## [Exercise requirements]
How many lines of the data hold the word "Хуульч"? State the number and nothing else.

## [Records]
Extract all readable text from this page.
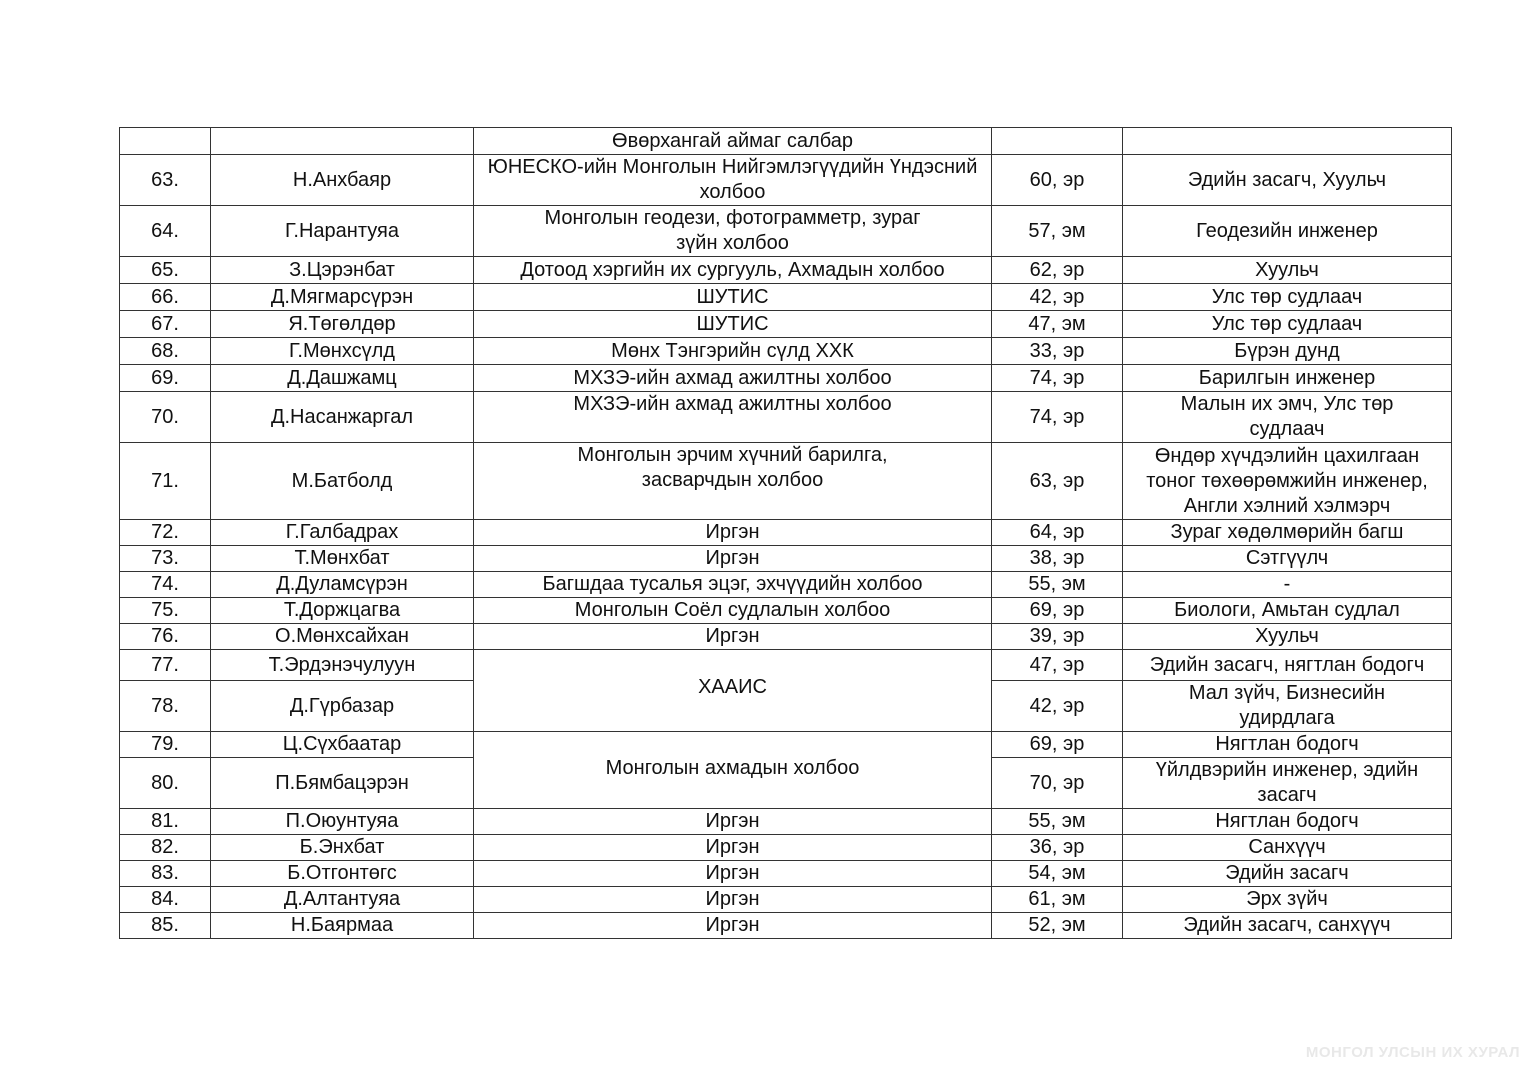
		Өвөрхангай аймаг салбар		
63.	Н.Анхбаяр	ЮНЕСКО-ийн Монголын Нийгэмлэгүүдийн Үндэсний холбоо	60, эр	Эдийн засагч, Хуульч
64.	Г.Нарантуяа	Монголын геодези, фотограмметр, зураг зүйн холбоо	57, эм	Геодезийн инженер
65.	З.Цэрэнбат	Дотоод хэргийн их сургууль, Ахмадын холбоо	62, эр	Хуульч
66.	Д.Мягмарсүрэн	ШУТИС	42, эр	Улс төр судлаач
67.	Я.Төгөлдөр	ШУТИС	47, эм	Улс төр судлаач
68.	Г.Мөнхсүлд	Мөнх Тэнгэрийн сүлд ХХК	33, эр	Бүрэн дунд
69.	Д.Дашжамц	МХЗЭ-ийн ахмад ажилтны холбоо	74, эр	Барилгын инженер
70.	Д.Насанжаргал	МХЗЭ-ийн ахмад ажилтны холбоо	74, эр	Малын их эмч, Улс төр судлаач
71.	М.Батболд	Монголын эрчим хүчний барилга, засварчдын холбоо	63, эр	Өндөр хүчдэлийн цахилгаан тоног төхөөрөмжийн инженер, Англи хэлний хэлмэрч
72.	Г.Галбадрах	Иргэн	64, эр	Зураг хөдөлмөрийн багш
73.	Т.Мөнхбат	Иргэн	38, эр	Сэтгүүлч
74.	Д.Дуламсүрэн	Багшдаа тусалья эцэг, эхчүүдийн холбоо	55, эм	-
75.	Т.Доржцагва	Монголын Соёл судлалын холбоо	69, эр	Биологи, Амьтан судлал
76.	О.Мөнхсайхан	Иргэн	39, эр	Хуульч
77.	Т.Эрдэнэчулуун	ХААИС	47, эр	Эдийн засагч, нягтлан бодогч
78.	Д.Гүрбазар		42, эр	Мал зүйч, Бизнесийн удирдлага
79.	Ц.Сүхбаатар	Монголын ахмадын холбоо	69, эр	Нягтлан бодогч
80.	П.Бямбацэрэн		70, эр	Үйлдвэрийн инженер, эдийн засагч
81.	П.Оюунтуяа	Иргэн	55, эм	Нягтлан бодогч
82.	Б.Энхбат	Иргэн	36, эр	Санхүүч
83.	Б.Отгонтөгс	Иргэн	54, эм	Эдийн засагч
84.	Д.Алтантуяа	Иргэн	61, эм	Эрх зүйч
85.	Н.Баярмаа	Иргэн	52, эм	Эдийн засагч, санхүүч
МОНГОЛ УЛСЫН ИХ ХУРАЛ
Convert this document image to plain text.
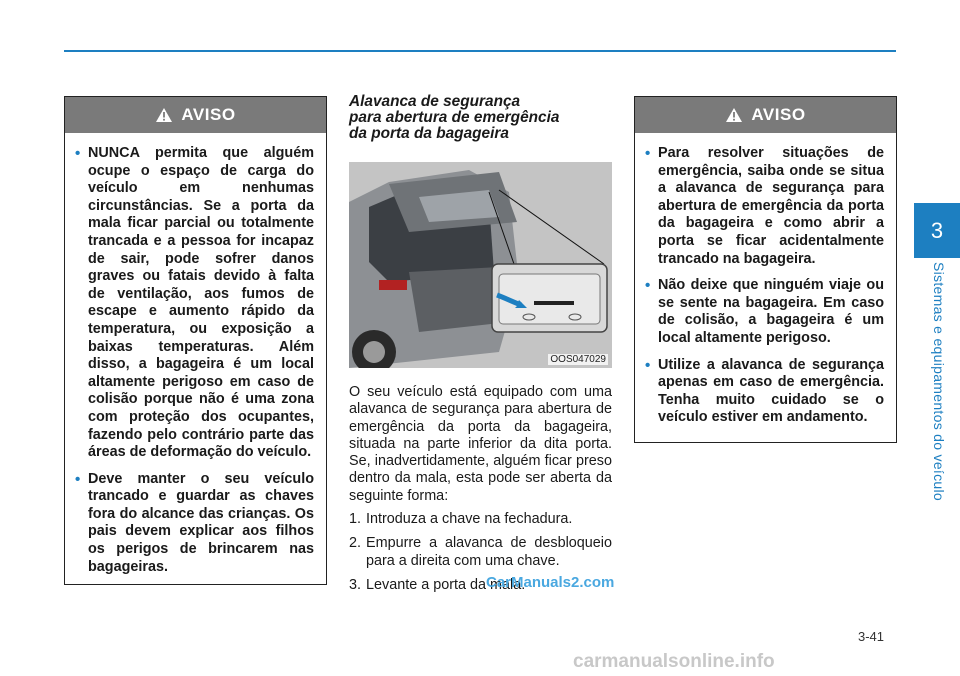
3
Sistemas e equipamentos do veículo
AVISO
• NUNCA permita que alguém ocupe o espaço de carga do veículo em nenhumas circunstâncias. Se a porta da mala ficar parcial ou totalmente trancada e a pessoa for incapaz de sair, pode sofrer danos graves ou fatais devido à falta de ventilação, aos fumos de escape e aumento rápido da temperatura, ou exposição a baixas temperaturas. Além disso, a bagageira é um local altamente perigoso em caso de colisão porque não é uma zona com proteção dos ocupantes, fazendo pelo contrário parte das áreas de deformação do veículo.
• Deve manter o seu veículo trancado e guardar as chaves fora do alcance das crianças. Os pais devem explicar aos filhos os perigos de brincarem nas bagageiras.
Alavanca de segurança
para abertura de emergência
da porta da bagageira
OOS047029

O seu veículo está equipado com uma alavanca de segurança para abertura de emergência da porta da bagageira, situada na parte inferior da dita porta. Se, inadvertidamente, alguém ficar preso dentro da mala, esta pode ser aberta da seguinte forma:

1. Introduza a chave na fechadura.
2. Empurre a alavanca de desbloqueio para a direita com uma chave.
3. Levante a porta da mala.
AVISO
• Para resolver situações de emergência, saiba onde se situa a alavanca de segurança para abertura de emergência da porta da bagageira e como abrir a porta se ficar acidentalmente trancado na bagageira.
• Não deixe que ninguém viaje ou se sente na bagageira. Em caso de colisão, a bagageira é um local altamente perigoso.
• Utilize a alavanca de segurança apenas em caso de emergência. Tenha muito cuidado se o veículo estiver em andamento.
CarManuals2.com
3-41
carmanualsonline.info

## [Task answer]
3